## Stated goal:
Go through the lines below. Copy those with "Coast".

======== Listing ========

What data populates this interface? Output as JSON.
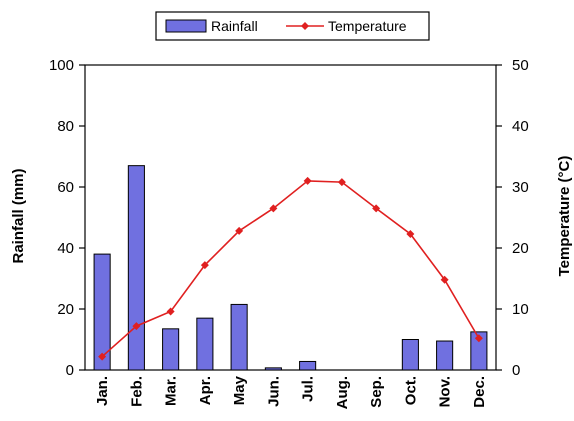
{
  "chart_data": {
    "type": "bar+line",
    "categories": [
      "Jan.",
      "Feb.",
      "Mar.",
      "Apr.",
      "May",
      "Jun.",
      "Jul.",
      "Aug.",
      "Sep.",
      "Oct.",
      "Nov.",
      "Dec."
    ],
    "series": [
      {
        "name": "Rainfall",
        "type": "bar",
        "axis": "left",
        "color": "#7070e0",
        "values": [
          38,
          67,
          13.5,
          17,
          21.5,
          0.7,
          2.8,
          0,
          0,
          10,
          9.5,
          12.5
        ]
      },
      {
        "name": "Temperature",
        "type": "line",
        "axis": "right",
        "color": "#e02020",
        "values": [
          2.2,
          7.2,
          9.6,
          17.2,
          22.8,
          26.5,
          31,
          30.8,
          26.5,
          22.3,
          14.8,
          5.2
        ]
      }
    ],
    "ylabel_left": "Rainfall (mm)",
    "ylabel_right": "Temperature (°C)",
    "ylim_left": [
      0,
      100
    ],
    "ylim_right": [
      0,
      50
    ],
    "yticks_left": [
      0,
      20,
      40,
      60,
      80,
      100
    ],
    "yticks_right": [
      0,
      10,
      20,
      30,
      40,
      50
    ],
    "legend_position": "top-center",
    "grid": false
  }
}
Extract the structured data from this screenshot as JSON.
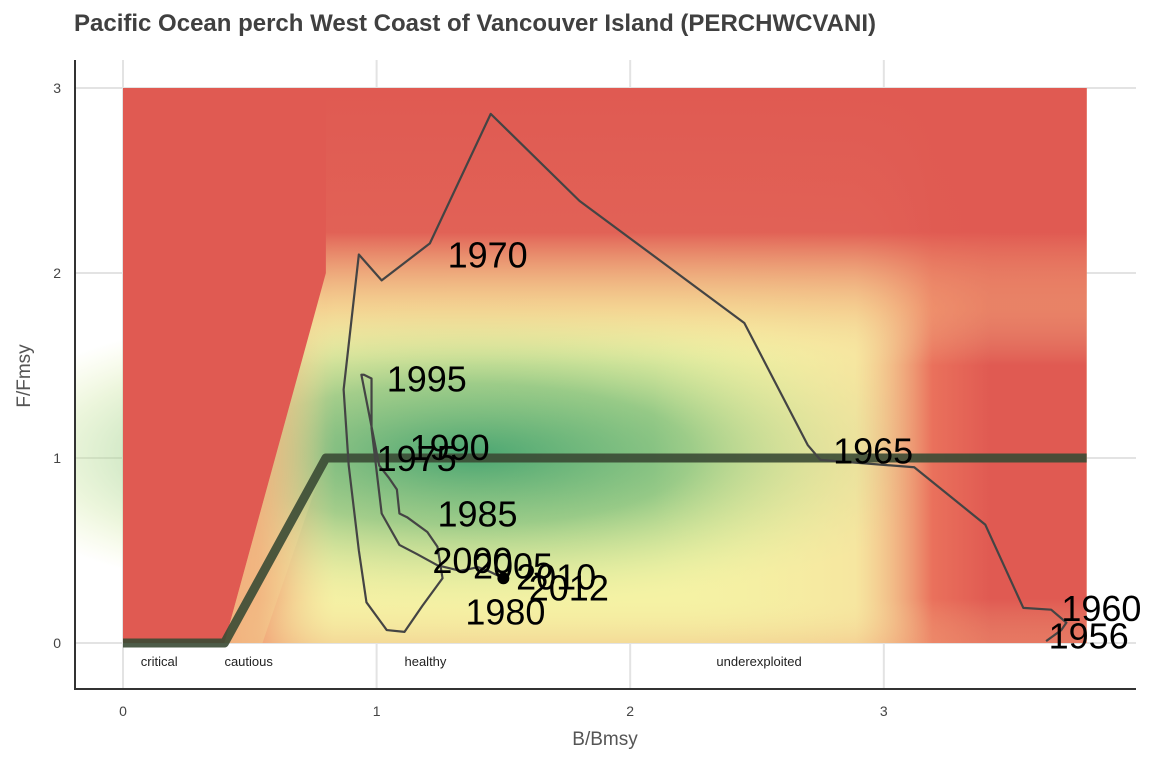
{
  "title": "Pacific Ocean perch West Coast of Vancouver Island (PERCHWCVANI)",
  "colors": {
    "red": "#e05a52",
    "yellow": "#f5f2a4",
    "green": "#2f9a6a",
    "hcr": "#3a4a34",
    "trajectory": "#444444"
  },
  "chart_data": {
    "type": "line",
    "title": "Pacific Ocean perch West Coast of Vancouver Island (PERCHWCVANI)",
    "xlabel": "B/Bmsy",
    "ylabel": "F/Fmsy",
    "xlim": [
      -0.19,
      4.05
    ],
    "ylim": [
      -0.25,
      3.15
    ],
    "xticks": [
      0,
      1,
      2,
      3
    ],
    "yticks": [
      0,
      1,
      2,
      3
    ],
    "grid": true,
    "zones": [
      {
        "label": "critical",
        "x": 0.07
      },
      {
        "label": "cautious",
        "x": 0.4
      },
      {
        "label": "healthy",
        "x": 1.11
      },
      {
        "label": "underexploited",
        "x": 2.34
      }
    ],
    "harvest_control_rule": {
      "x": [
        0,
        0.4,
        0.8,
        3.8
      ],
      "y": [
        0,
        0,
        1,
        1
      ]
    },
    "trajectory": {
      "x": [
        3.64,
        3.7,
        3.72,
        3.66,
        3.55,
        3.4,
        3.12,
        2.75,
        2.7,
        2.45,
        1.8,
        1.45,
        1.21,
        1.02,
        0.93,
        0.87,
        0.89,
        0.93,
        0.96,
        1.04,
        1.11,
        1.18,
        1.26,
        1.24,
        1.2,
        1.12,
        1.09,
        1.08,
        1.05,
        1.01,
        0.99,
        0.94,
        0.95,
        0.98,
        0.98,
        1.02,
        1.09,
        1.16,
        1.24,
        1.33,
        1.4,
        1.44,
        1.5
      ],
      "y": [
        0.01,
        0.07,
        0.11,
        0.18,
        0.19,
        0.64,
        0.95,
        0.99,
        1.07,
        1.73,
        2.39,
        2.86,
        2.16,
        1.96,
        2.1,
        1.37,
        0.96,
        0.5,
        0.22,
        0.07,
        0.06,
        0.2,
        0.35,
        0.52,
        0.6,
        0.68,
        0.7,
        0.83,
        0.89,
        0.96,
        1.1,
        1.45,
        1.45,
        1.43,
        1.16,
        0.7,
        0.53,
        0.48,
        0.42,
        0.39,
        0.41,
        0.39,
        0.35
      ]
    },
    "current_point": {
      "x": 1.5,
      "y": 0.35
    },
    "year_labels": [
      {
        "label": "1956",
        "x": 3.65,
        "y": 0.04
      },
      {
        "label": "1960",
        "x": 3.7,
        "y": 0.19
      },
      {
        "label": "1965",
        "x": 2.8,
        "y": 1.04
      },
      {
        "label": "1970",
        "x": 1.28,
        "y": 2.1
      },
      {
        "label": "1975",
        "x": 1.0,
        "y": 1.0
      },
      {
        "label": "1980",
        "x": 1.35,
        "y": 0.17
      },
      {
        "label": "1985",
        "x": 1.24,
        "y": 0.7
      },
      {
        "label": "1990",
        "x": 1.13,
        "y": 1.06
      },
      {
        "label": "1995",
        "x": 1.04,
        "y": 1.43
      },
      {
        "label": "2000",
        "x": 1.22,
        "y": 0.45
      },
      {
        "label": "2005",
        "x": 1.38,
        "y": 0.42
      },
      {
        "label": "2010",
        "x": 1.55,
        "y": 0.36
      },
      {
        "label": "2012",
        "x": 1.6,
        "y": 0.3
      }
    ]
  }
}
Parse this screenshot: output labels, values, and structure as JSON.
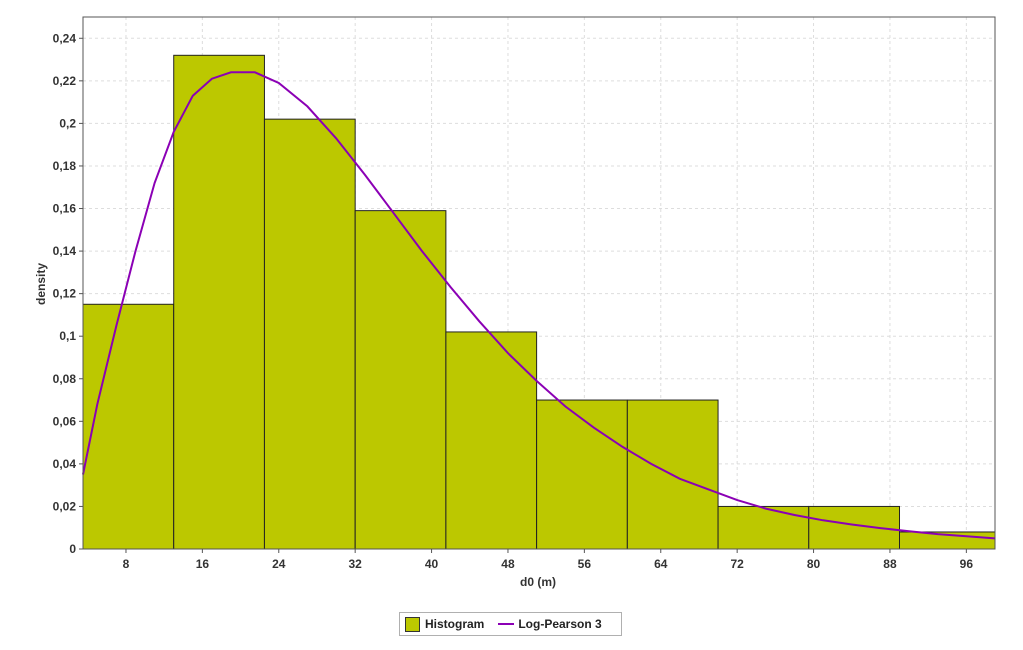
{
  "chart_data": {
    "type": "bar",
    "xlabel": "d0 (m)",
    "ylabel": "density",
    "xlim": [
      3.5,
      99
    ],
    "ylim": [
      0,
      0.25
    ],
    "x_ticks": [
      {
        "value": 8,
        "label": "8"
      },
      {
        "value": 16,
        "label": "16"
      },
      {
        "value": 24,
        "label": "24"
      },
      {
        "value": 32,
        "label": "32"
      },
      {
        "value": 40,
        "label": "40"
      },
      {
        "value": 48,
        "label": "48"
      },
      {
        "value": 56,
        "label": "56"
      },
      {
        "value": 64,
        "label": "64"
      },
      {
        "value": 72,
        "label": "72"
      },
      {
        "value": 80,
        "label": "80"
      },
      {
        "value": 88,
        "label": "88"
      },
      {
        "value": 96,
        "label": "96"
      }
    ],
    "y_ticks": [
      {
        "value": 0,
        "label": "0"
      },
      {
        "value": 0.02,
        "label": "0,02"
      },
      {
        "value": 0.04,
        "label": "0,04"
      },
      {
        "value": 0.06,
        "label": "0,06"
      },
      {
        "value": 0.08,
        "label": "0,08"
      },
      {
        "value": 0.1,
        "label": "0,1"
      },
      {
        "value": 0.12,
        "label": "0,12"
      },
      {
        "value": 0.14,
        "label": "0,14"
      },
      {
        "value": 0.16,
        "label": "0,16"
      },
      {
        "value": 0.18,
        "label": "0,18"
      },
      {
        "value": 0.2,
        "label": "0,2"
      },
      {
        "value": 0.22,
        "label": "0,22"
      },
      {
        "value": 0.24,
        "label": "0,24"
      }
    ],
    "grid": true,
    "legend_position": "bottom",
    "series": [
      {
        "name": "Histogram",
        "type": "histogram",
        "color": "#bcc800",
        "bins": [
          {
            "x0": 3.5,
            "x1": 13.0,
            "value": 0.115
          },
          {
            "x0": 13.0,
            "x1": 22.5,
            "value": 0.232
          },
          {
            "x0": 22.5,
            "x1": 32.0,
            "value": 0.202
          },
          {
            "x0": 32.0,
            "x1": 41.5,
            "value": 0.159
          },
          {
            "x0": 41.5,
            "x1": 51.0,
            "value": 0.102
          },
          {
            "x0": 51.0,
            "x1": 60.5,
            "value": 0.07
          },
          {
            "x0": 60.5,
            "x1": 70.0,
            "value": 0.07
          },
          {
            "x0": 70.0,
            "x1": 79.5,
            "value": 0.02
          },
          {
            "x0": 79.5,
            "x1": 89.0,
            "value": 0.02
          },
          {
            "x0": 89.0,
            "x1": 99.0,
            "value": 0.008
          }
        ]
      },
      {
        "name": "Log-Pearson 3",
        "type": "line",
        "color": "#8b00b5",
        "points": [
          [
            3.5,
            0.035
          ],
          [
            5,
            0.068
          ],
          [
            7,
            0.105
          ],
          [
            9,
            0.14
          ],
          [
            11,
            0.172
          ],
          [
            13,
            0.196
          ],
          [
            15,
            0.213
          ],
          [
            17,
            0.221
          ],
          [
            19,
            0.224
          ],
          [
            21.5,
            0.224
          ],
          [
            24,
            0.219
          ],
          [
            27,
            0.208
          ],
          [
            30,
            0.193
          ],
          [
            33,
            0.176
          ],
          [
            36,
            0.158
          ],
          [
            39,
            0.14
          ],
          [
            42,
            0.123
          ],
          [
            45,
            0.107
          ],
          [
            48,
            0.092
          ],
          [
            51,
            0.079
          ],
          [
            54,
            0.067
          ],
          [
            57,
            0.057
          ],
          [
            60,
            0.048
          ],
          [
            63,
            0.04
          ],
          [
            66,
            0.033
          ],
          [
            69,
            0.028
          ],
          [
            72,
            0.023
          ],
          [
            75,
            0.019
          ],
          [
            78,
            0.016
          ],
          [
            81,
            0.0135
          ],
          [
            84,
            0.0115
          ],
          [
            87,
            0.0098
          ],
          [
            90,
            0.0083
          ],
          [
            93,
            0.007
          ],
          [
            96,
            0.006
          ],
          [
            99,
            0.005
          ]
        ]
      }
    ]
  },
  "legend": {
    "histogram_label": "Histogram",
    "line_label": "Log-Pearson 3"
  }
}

========

## Solution for this task:
  "title": "Pacific Ocean perch West Coast of Vancouver Island (PERCHWCVANI)",
    "title": "Pacific Ocean perch West Coast of Vancouver Island (PERCHWCVANI)",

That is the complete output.